───── THE RECORDS
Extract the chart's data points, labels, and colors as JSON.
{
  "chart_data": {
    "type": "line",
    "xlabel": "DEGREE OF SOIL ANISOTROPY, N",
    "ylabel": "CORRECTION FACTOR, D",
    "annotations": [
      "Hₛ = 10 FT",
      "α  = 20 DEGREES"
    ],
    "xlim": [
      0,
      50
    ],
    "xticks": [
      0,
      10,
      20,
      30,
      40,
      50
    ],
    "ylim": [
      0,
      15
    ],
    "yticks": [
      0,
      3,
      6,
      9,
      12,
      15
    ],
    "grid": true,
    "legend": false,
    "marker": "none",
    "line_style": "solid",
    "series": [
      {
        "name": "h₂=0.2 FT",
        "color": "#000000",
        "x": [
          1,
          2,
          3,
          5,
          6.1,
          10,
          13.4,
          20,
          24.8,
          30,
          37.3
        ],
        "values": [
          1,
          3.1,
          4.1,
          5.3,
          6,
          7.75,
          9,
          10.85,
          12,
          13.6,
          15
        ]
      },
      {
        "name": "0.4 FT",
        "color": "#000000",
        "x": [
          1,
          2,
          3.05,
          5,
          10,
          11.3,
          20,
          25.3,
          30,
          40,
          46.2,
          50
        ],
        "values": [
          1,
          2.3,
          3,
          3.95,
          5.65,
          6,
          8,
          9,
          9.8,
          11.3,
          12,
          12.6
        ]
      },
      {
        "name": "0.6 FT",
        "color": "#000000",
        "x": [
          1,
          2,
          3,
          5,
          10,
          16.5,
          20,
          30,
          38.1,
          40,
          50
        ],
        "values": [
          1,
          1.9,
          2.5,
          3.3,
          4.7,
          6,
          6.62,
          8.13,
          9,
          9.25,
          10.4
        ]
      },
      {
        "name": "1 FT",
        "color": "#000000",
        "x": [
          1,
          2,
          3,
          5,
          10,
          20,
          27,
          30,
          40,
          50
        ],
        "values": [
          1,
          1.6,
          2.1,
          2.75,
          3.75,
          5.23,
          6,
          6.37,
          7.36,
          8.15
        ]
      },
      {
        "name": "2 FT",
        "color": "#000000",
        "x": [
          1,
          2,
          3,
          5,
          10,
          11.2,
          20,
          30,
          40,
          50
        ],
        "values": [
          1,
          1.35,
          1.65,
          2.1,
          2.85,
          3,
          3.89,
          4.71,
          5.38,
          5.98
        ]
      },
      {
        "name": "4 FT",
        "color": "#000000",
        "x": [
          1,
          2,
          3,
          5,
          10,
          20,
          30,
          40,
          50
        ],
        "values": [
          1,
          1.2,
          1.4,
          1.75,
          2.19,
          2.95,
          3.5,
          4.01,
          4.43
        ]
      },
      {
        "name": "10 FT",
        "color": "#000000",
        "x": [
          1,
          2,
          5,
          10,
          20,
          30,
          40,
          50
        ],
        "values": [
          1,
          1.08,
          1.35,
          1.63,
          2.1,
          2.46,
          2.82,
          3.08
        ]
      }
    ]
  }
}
──────────
* BRIEF
Retype every record above exactly as it appears.

* WRITTEN ANSWER
Extract the chart's data points, labels, and colors as JSON.
{
  "chart_data": {
    "type": "line",
    "xlabel": "DEGREE OF SOIL ANISOTROPY, N",
    "ylabel": "CORRECTION FACTOR, D",
    "annotations": [
      "Hₛ = 10 FT",
      "α  = 20 DEGREES"
    ],
    "xlim": [
      0,
      50
    ],
    "xticks": [
      0,
      10,
      20,
      30,
      40,
      50
    ],
    "ylim": [
      0,
      15
    ],
    "yticks": [
      0,
      3,
      6,
      9,
      12,
      15
    ],
    "grid": true,
    "legend": false,
    "marker": "none",
    "line_style": "solid",
    "series": [
      {
        "name": "h₂=0.2 FT",
        "color": "#000000",
        "x": [
          1,
          2,
          3,
          5,
          6.1,
          10,
          13.4,
          20,
          24.8,
          30,
          37.3
        ],
        "values": [
          1,
          3.1,
          4.1,
          5.3,
          6,
          7.75,
          9,
          10.85,
          12,
          13.6,
          15
        ]
      },
      {
        "name": "0.4 FT",
        "color": "#000000",
        "x": [
          1,
          2,
          3.05,
          5,
          10,
          11.3,
          20,
          25.3,
          30,
          40,
          46.2,
          50
        ],
        "values": [
          1,
          2.3,
          3,
          3.95,
          5.65,
          6,
          8,
          9,
          9.8,
          11.3,
          12,
          12.6
        ]
      },
      {
        "name": "0.6 FT",
        "color": "#000000",
        "x": [
          1,
          2,
          3,
          5,
          10,
          16.5,
          20,
          30,
          38.1,
          40,
          50
        ],
        "values": [
          1,
          1.9,
          2.5,
          3.3,
          4.7,
          6,
          6.62,
          8.13,
          9,
          9.25,
          10.4
        ]
      },
      {
        "name": "1 FT",
        "color": "#000000",
        "x": [
          1,
          2,
          3,
          5,
          10,
          20,
          27,
          30,
          40,
          50
        ],
        "values": [
          1,
          1.6,
          2.1,
          2.75,
          3.75,
          5.23,
          6,
          6.37,
          7.36,
          8.15
        ]
      },
      {
        "name": "2 FT",
        "color": "#000000",
        "x": [
          1,
          2,
          3,
          5,
          10,
          11.2,
          20,
          30,
          40,
          50
        ],
        "values": [
          1,
          1.35,
          1.65,
          2.1,
          2.85,
          3,
          3.89,
          4.71,
          5.38,
          5.98
        ]
      },
      {
        "name": "4 FT",
        "color": "#000000",
        "x": [
          1,
          2,
          3,
          5,
          10,
          20,
          30,
          40,
          50
        ],
        "values": [
          1,
          1.2,
          1.4,
          1.75,
          2.19,
          2.95,
          3.5,
          4.01,
          4.43
        ]
      },
      {
        "name": "10 FT",
        "color": "#000000",
        "x": [
          1,
          2,
          5,
          10,
          20,
          30,
          40,
          50
        ],
        "values": [
          1,
          1.08,
          1.35,
          1.63,
          2.1,
          2.46,
          2.82,
          3.08
        ]
      }
    ]
  }
}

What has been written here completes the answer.